START Records provided

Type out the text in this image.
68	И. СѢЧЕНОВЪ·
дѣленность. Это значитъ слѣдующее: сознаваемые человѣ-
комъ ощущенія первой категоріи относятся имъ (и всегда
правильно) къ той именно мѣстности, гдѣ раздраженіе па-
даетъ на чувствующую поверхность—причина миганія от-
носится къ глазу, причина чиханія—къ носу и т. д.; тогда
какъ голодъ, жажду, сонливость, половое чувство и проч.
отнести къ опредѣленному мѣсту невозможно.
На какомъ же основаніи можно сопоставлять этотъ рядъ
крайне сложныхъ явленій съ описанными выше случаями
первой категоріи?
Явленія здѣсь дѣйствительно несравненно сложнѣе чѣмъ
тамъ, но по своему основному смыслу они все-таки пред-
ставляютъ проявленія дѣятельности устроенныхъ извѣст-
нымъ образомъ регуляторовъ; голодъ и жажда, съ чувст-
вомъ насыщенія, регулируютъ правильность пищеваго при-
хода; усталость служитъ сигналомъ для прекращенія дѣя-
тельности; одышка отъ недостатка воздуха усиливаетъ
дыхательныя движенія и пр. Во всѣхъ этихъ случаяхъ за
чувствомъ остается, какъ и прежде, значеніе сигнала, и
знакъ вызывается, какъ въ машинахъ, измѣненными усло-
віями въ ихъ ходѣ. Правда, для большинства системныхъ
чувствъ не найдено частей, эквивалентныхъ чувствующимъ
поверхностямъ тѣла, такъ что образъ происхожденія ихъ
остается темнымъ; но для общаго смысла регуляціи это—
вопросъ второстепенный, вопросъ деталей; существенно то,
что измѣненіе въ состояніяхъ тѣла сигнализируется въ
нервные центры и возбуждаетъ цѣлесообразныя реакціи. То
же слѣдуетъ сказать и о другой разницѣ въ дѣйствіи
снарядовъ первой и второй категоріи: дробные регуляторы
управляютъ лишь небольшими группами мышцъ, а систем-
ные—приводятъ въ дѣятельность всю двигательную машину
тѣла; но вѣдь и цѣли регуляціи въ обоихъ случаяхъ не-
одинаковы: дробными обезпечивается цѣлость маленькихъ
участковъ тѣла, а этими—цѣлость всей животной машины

END Records provided
START Records provided

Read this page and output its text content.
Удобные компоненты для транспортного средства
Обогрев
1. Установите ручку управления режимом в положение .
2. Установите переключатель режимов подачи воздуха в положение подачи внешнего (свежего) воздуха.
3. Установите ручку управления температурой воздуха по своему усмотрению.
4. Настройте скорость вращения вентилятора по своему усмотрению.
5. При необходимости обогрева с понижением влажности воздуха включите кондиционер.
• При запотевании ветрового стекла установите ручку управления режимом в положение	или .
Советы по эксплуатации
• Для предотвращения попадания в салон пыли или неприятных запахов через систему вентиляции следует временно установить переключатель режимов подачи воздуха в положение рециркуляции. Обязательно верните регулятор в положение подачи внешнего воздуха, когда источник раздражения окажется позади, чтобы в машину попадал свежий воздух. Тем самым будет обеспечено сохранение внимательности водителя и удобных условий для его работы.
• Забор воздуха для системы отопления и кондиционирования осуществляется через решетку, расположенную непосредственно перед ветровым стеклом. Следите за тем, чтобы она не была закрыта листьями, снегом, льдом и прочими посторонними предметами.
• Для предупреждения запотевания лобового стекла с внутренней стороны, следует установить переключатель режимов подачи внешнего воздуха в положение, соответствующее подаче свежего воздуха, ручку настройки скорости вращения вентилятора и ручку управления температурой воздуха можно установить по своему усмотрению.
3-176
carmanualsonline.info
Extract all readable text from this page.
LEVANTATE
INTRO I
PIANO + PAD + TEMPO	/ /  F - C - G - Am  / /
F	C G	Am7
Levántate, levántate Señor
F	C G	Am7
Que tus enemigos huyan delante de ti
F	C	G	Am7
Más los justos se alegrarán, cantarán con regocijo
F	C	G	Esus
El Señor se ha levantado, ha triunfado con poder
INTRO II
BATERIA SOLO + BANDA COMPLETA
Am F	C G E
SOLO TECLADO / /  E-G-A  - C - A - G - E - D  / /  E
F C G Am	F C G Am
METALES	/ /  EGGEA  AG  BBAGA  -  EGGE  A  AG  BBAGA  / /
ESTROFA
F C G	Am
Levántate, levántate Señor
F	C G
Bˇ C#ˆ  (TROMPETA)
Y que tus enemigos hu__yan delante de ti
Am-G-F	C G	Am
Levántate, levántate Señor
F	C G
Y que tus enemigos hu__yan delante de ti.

END Records provided
START Records provided

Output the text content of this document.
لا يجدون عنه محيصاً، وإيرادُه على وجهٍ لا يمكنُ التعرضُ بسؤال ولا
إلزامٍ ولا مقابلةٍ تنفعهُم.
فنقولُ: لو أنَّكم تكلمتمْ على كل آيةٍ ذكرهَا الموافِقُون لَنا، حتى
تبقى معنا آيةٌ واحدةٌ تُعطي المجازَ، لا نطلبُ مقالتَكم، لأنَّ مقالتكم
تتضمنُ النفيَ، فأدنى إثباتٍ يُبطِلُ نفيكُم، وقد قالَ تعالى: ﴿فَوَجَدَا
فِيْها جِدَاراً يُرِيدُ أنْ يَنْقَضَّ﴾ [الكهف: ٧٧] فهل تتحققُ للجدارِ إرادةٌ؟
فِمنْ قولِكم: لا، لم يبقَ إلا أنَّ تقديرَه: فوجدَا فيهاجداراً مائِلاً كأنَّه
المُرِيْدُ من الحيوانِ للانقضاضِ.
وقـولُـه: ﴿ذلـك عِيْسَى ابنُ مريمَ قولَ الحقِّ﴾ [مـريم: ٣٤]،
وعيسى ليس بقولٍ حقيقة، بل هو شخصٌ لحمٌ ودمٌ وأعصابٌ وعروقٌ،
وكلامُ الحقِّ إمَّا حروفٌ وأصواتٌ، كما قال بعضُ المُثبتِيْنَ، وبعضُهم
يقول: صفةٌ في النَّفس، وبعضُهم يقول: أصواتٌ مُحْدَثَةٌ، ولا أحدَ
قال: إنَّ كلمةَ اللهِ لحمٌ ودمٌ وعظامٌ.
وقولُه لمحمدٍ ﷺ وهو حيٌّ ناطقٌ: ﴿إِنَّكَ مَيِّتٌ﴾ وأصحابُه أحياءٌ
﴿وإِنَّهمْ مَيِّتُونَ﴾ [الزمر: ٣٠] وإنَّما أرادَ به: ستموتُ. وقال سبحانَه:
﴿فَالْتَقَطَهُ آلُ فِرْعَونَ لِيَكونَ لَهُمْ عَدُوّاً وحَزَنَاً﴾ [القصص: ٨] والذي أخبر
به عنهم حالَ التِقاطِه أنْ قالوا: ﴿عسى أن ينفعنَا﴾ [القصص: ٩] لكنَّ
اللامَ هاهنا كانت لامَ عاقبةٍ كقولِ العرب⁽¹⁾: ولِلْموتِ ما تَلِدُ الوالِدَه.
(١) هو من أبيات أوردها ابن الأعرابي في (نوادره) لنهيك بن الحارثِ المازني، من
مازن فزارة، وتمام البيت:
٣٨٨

END Records provided

Show every line in the records above that contains the word "тѣла".

поверхностямъ тѣла, такъ что образъ происхожденія ихъ
что измѣненіе въ состояніяхъ тѣла сигнализируется въ
тѣла; но вѣдь и цѣли регуляціи въ обоихъ случаяхъ не-
участковъ тѣла, а этими—цѣлость всей животной машины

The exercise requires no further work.